◆ Instructions for the task ◆
Quote every line of the data below as it stands, omitting pictures.

----------------------------------------

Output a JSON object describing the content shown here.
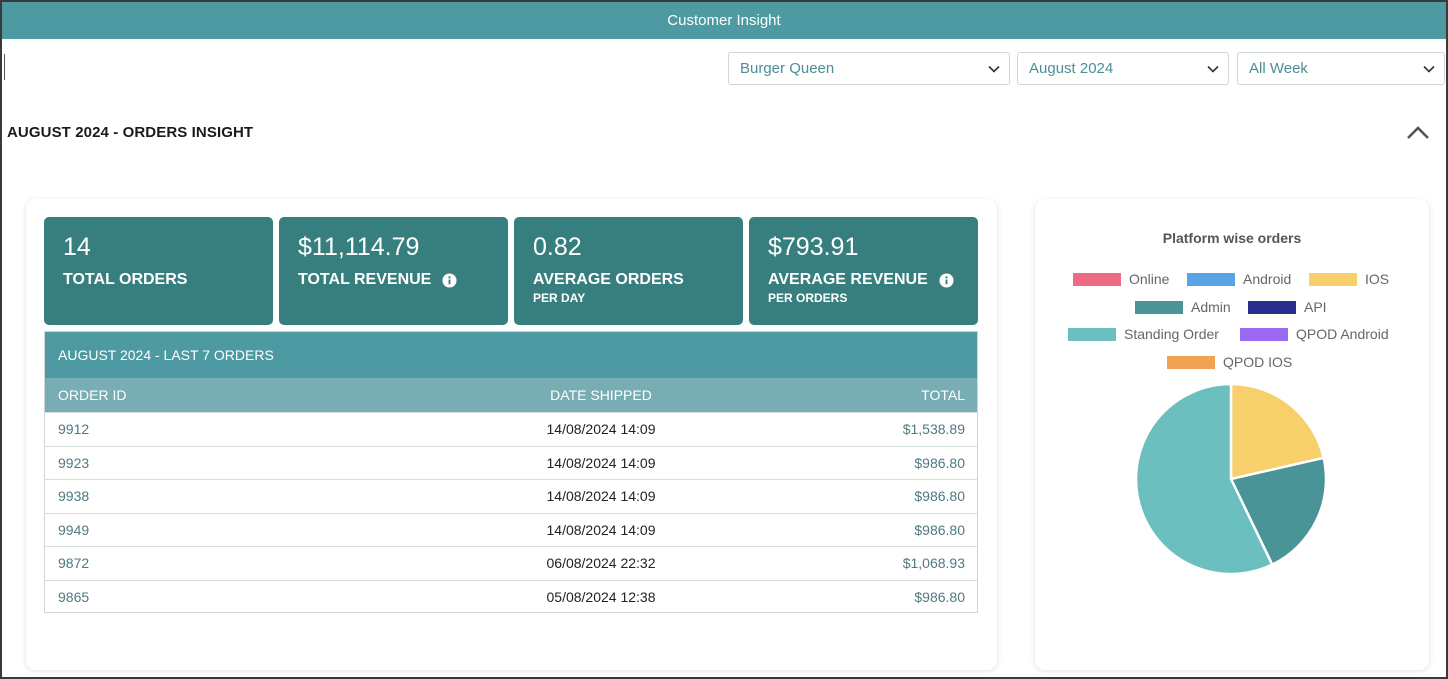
{
  "header": {
    "title": "Customer Insight"
  },
  "filters": {
    "store": "Burger Queen",
    "month": "August 2024",
    "week": "All Week"
  },
  "section": {
    "title": "AUGUST 2024 - ORDERS INSIGHT"
  },
  "stats": [
    {
      "value": "14",
      "label": "TOTAL ORDERS",
      "sub": ""
    },
    {
      "value": "$11,114.79",
      "label": "TOTAL REVENUE",
      "sub": ""
    },
    {
      "value": "0.82",
      "label": "AVERAGE ORDERS",
      "sub": "PER DAY"
    },
    {
      "value": "$793.91",
      "label": "AVERAGE REVENUE",
      "sub": "PER ORDERS"
    }
  ],
  "orders_table": {
    "title": "AUGUST 2024 - LAST 7 ORDERS",
    "columns": [
      "ORDER ID",
      "DATE SHIPPED",
      "TOTAL"
    ],
    "rows": [
      {
        "id": "9912",
        "date": "14/08/2024 14:09",
        "total": "$1,538.89"
      },
      {
        "id": "9923",
        "date": "14/08/2024 14:09",
        "total": "$986.80"
      },
      {
        "id": "9938",
        "date": "14/08/2024 14:09",
        "total": "$986.80"
      },
      {
        "id": "9949",
        "date": "14/08/2024 14:09",
        "total": "$986.80"
      },
      {
        "id": "9872",
        "date": "06/08/2024 22:32",
        "total": "$1,068.93"
      },
      {
        "id": "9865",
        "date": "05/08/2024 12:38",
        "total": "$986.80"
      }
    ]
  },
  "chart": {
    "title": "Platform wise orders",
    "legend": [
      {
        "name": "Online",
        "color": "#ee6b84"
      },
      {
        "name": "Android",
        "color": "#5aa3e6"
      },
      {
        "name": "IOS",
        "color": "#f7cf6b"
      },
      {
        "name": "Admin",
        "color": "#4a9396"
      },
      {
        "name": "API",
        "color": "#2b2d8e"
      },
      {
        "name": "Standing Order",
        "color": "#6cbfbf"
      },
      {
        "name": "QPOD Android",
        "color": "#9b68f0"
      },
      {
        "name": "QPOD IOS",
        "color": "#f2a352"
      }
    ]
  },
  "chart_data": {
    "type": "pie",
    "title": "Platform wise orders",
    "labels": [
      "Online",
      "Android",
      "IOS",
      "Admin",
      "API",
      "Standing Order",
      "QPOD Android",
      "QPOD IOS"
    ],
    "values": [
      0,
      0,
      3,
      3,
      0,
      8,
      0,
      0
    ],
    "colors": [
      "#ee6b84",
      "#5aa3e6",
      "#f7cf6b",
      "#4a9396",
      "#2b2d8e",
      "#6cbfbf",
      "#9b68f0",
      "#f2a352"
    ],
    "legend_position": "top"
  }
}
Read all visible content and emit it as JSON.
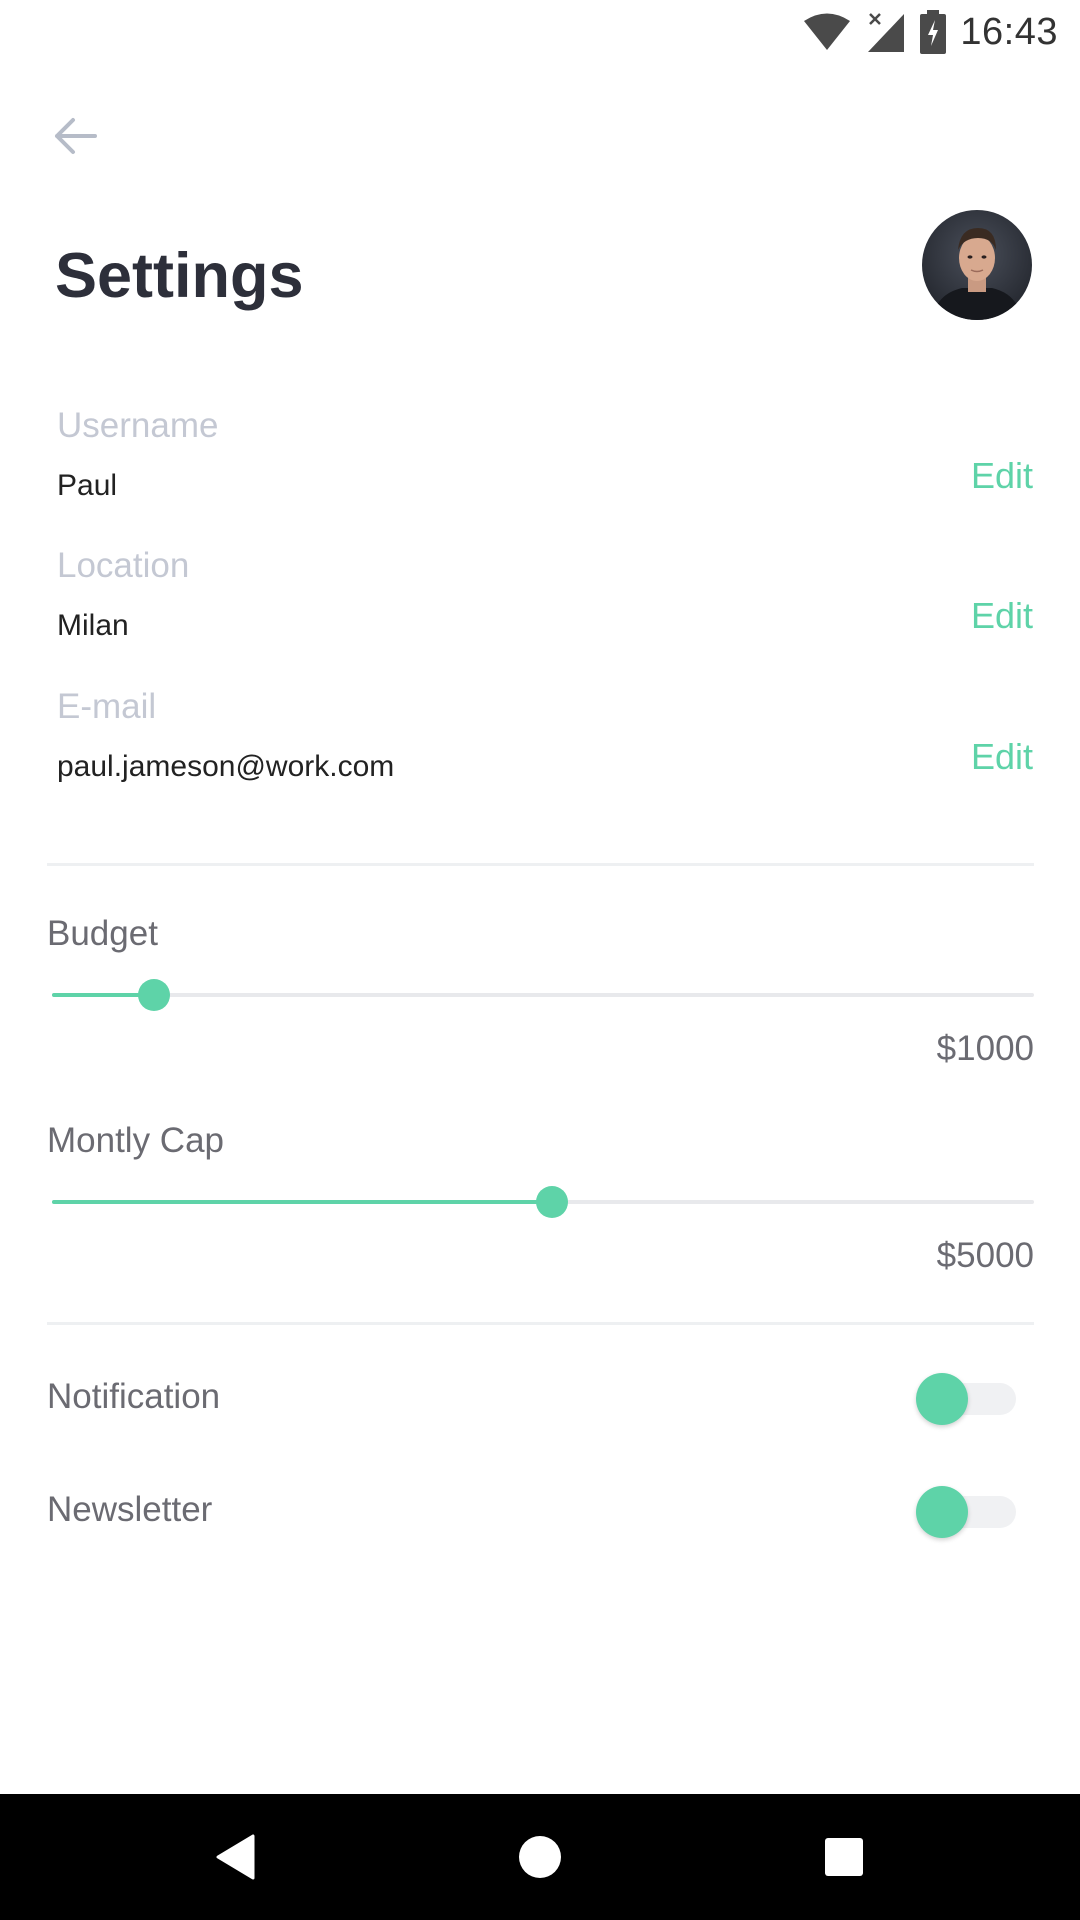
{
  "status_bar": {
    "time": "16:43",
    "icons": [
      "wifi-icon",
      "signal-no-data-icon",
      "battery-charging-icon"
    ]
  },
  "header": {
    "back_icon": "arrow-left-icon",
    "title": "Settings",
    "avatar": "profile-avatar"
  },
  "profile": {
    "edit_label": "Edit",
    "fields": [
      {
        "label": "Username",
        "value": "Paul"
      },
      {
        "label": "Location",
        "value": "Milan"
      },
      {
        "label": "E-mail",
        "value": "paul.jameson@work.com"
      }
    ]
  },
  "sliders": [
    {
      "label": "Budget",
      "value_text": "$1000",
      "fraction": 0.104
    },
    {
      "label": "Montly Cap",
      "value_text": "$5000",
      "fraction": 0.509
    }
  ],
  "toggles": [
    {
      "label": "Notification",
      "state": "off"
    },
    {
      "label": "Newsletter",
      "state": "off"
    }
  ],
  "colors": {
    "accent": "#5ed3a8",
    "label_muted": "#c4c8d3",
    "title": "#2d2f3a"
  },
  "nav_bar": {
    "icons": [
      "back-triangle-icon",
      "home-circle-icon",
      "recents-square-icon"
    ]
  }
}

----------------------------------------

◆ Exercise response ◆
Output a JSON object describing the content shown here.
{
  "header": {
    "title": "Customer Insight"
  },
  "filters": {
    "store": "Burger Queen",
    "month": "August 2024",
    "week": "All Week"
  },
  "section": {
    "title": "AUGUST 2024 - ORDERS INSIGHT"
  },
  "stats": [
    {
      "value": "14",
      "label": "TOTAL ORDERS",
      "sub": ""
    },
    {
      "value": "$11,114.79",
      "label": "TOTAL REVENUE",
      "sub": ""
    },
    {
      "value": "0.82",
      "label": "AVERAGE ORDERS",
      "sub": "PER DAY"
    },
    {
      "value": "$793.91",
      "label": "AVERAGE REVENUE",
      "sub": "PER ORDERS"
    }
  ],
  "orders_table": {
    "title": "AUGUST 2024 - LAST 7 ORDERS",
    "columns": [
      "ORDER ID",
      "DATE SHIPPED",
      "TOTAL"
    ],
    "rows": [
      {
        "id": "9912",
        "date": "14/08/2024 14:09",
        "total": "$1,538.89"
      },
      {
        "id": "9923",
        "date": "14/08/2024 14:09",
        "total": "$986.80"
      },
      {
        "id": "9938",
        "date": "14/08/2024 14:09",
        "total": "$986.80"
      },
      {
        "id": "9949",
        "date": "14/08/2024 14:09",
        "total": "$986.80"
      },
      {
        "id": "9872",
        "date": "06/08/2024 22:32",
        "total": "$1,068.93"
      },
      {
        "id": "9865",
        "date": "05/08/2024 12:38",
        "total": "$986.80"
      }
    ]
  },
  "chart": {
    "title": "Platform wise orders",
    "legend": [
      {
        "name": "Online",
        "color": "#ee6b84"
      },
      {
        "name": "Android",
        "color": "#5aa3e6"
      },
      {
        "name": "IOS",
        "color": "#f7cf6b"
      },
      {
        "name": "Admin",
        "color": "#4a9396"
      },
      {
        "name": "API",
        "color": "#2b2d8e"
      },
      {
        "name": "Standing Order",
        "color": "#6cbfbf"
      },
      {
        "name": "QPOD Android",
        "color": "#9b68f0"
      },
      {
        "name": "QPOD IOS",
        "color": "#f2a352"
      }
    ]
  },
  "chart_data": {
    "type": "pie",
    "title": "Platform wise orders",
    "labels": [
      "Online",
      "Android",
      "IOS",
      "Admin",
      "API",
      "Standing Order",
      "QPOD Android",
      "QPOD IOS"
    ],
    "values": [
      0,
      0,
      3,
      3,
      0,
      8,
      0,
      0
    ],
    "colors": [
      "#ee6b84",
      "#5aa3e6",
      "#f7cf6b",
      "#4a9396",
      "#2b2d8e",
      "#6cbfbf",
      "#9b68f0",
      "#f2a352"
    ],
    "legend_position": "top"
  }
}
Read all visible content and emit it as JSON.
{
  "status_bar": {
    "time": "16:43",
    "icons": [
      "wifi-icon",
      "signal-no-data-icon",
      "battery-charging-icon"
    ]
  },
  "header": {
    "back_icon": "arrow-left-icon",
    "title": "Settings",
    "avatar": "profile-avatar"
  },
  "profile": {
    "edit_label": "Edit",
    "fields": [
      {
        "label": "Username",
        "value": "Paul"
      },
      {
        "label": "Location",
        "value": "Milan"
      },
      {
        "label": "E-mail",
        "value": "paul.jameson@work.com"
      }
    ]
  },
  "sliders": [
    {
      "label": "Budget",
      "value_text": "$1000",
      "fraction": 0.104
    },
    {
      "label": "Montly Cap",
      "value_text": "$5000",
      "fraction": 0.509
    }
  ],
  "toggles": [
    {
      "label": "Notification",
      "state": "off"
    },
    {
      "label": "Newsletter",
      "state": "off"
    }
  ],
  "colors": {
    "accent": "#5ed3a8",
    "label_muted": "#c4c8d3",
    "title": "#2d2f3a"
  },
  "nav_bar": {
    "icons": [
      "back-triangle-icon",
      "home-circle-icon",
      "recents-square-icon"
    ]
  }
}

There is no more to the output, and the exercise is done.